§ INFORMATION PROVIDED:
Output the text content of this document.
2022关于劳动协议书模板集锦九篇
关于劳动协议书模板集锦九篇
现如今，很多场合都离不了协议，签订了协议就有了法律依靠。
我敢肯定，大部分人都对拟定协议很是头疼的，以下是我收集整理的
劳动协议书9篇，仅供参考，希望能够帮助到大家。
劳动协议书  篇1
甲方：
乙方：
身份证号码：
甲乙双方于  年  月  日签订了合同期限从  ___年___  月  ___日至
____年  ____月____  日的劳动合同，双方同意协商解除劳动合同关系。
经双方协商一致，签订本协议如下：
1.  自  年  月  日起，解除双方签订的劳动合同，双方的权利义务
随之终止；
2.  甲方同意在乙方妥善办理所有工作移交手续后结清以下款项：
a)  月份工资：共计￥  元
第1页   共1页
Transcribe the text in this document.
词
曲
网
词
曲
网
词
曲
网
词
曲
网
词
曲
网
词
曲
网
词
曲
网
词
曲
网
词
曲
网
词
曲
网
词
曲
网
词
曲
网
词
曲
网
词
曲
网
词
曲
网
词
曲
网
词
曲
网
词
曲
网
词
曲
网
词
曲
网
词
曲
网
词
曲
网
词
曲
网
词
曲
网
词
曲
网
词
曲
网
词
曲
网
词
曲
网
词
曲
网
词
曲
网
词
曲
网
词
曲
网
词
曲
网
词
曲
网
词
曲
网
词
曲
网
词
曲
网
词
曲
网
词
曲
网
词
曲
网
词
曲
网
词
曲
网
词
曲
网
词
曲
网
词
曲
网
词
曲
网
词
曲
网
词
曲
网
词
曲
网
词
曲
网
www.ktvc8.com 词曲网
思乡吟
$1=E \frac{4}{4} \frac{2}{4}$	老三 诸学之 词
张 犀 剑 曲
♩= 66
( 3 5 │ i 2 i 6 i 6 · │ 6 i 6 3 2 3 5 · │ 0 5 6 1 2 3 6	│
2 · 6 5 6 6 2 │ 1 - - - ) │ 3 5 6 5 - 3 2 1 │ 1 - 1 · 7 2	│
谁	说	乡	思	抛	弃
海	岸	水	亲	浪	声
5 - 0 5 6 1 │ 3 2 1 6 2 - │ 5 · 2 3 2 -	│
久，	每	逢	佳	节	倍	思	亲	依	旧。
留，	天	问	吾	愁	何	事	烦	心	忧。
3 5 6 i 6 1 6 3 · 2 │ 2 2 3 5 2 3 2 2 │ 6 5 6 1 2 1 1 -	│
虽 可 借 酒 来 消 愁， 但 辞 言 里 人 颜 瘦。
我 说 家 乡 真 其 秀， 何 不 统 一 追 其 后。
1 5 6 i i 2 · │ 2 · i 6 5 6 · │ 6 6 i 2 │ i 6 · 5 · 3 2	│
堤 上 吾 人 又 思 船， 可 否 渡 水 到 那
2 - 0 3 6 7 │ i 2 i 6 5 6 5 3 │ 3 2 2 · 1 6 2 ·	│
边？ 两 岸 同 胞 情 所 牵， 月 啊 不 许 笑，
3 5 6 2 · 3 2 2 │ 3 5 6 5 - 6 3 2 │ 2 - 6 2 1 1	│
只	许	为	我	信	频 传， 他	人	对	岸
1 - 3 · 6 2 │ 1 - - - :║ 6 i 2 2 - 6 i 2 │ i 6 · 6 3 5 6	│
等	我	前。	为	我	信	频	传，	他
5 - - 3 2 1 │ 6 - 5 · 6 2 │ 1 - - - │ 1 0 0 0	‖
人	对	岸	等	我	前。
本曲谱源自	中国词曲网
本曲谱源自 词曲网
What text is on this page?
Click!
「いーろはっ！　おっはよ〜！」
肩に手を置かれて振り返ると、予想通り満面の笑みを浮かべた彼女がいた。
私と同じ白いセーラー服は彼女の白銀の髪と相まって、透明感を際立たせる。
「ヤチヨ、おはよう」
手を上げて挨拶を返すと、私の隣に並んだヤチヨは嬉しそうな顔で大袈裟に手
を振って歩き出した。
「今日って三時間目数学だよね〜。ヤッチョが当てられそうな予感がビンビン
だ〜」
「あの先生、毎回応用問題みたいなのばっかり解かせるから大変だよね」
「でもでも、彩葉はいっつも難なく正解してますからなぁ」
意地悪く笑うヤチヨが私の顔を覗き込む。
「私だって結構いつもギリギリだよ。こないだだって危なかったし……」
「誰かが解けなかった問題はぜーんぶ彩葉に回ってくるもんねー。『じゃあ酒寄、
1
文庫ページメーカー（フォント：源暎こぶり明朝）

§ WHAT IS BEING ASKED:
All of the entries above need to be reproduced exactly.

§ CORRECT OUTPUT:
Output the text content of this document.
2022关于劳动协议书模板集锦九篇
关于劳动协议书模板集锦九篇
现如今，很多场合都离不了协议，签订了协议就有了法律依靠。
我敢肯定，大部分人都对拟定协议很是头疼的，以下是我收集整理的
劳动协议书9篇，仅供参考，希望能够帮助到大家。
劳动协议书  篇1
甲方：
乙方：
身份证号码：
甲乙双方于  年  月  日签订了合同期限从  ___年___  月  ___日至
____年  ____月____  日的劳动合同，双方同意协商解除劳动合同关系。
经双方协商一致，签订本协议如下：
1.  自  年  月  日起，解除双方签订的劳动合同，双方的权利义务
随之终止；
2.  甲方同意在乙方妥善办理所有工作移交手续后结清以下款项：
a)  月份工资：共计￥  元
第1页   共1页
Transcribe the text in this document.
词
曲
网
词
曲
网
词
曲
网
词
曲
网
词
曲
网
词
曲
网
词
曲
网
词
曲
网
词
曲
网
词
曲
网
词
曲
网
词
曲
网
词
曲
网
词
曲
网
词
曲
网
词
曲
网
词
曲
网
词
曲
网
词
曲
网
词
曲
网
词
曲
网
词
曲
网
词
曲
网
词
曲
网
词
曲
网
词
曲
网
词
曲
网
词
曲
网
词
曲
网
词
曲
网
词
曲
网
词
曲
网
词
曲
网
词
曲
网
词
曲
网
词
曲
网
词
曲
网
词
曲
网
词
曲
网
词
曲
网
词
曲
网
词
曲
网
词
曲
网
词
曲
网
词
曲
网
词
曲
网
词
曲
网
词
曲
网
词
曲
网
词
曲
网
www.ktvc8.com 词曲网
思乡吟
$1=E \frac{4}{4} \frac{2}{4}$	老三 诸学之 词
张 犀 剑 曲
♩= 66
( 3 5 │ i 2 i 6 i 6 · │ 6 i 6 3 2 3 5 · │ 0 5 6 1 2 3 6	│
2 · 6 5 6 6 2 │ 1 - - - ) │ 3 5 6 5 - 3 2 1 │ 1 - 1 · 7 2	│
谁	说	乡	思	抛	弃
海	岸	水	亲	浪	声
5 - 0 5 6 1 │ 3 2 1 6 2 - │ 5 · 2 3 2 -	│
久，	每	逢	佳	节	倍	思	亲	依	旧。
留，	天	问	吾	愁	何	事	烦	心	忧。
3 5 6 i 6 1 6 3 · 2 │ 2 2 3 5 2 3 2 2 │ 6 5 6 1 2 1 1 -	│
虽 可 借 酒 来 消 愁， 但 辞 言 里 人 颜 瘦。
我 说 家 乡 真 其 秀， 何 不 统 一 追 其 后。
1 5 6 i i 2 · │ 2 · i 6 5 6 · │ 6 6 i 2 │ i 6 · 5 · 3 2	│
堤 上 吾 人 又 思 船， 可 否 渡 水 到 那
2 - 0 3 6 7 │ i 2 i 6 5 6 5 3 │ 3 2 2 · 1 6 2 ·	│
边？ 两 岸 同 胞 情 所 牵， 月 啊 不 许 笑，
3 5 6 2 · 3 2 2 │ 3 5 6 5 - 6 3 2 │ 2 - 6 2 1 1	│
只	许	为	我	信	频 传， 他	人	对	岸
1 - 3 · 6 2 │ 1 - - - :║ 6 i 2 2 - 6 i 2 │ i 6 · 6 3 5 6	│
等	我	前。	为	我	信	频	传，	他
5 - - 3 2 1 │ 6 - 5 · 6 2 │ 1 - - - │ 1 0 0 0	‖
人	对	岸	等	我	前。
本曲谱源自	中国词曲网
本曲谱源自 词曲网
What text is on this page?
Click!
「いーろはっ！　おっはよ〜！」
肩に手を置かれて振り返ると、予想通り満面の笑みを浮かべた彼女がいた。
私と同じ白いセーラー服は彼女の白銀の髪と相まって、透明感を際立たせる。
「ヤチヨ、おはよう」
手を上げて挨拶を返すと、私の隣に並んだヤチヨは嬉しそうな顔で大袈裟に手
を振って歩き出した。
「今日って三時間目数学だよね〜。ヤッチョが当てられそうな予感がビンビン
だ〜」
「あの先生、毎回応用問題みたいなのばっかり解かせるから大変だよね」
「でもでも、彩葉はいっつも難なく正解してますからなぁ」
意地悪く笑うヤチヨが私の顔を覗き込む。
「私だって結構いつもギリギリだよ。こないだだって危なかったし……」
「誰かが解けなかった問題はぜーんぶ彩葉に回ってくるもんねー。『じゃあ酒寄、
1
文庫ページメーカー（フォント：源暎こぶり明朝）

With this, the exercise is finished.